DESCRIPTION OF THE TASK.
Gather all lines from the material that contain the word "padres".

RECORDS FOR THE EXERCISE.
++++++

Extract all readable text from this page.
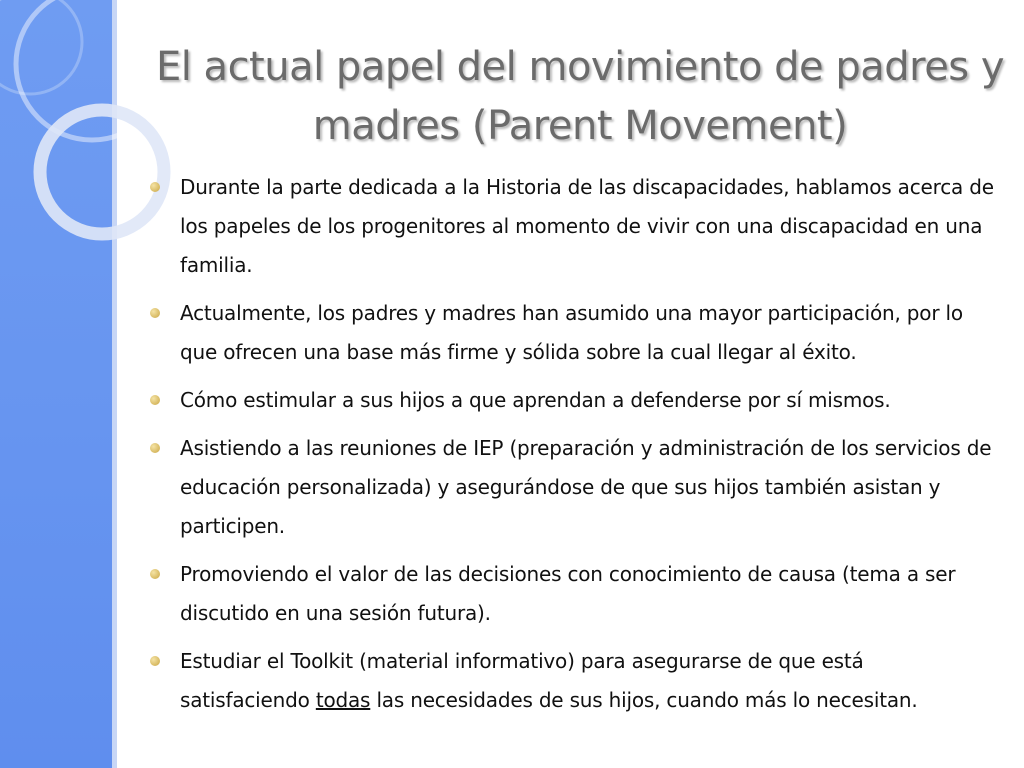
El actual papel del movimiento de padres y madres (Parent Movement)
Durante la parte dedicada a la Historia de las discapacidades, hablamos acerca de los papeles de los progenitores al momento de vivir con una discapacidad en una familia.
Actualmente, los padres y madres han asumido una mayor participación, por lo que ofrecen una base más firme y sólida sobre la cual llegar al éxito.
Cómo estimular a sus hijos a que aprendan a defenderse por sí mismos.
Asistiendo a las reuniones de IEP (preparación y administración de los servicios de educación personalizada) y asegurándose de que sus hijos también asistan y participen.
Promoviendo el valor de las decisiones con conocimiento de causa (tema a ser discutido en una sesión futura).
Estudiar el Toolkit (material informativo) para asegurarse de que está satisfaciendo todas las necesidades de sus hijos, cuando más lo necesitan.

++++++

COMPLETED TASK.
El actual papel del movimiento de padres y madres (Parent Movement)
Actualmente, los padres y madres han asumido una mayor participación, por lo que ofrecen una base más firme y sólida sobre la cual llegar al éxito.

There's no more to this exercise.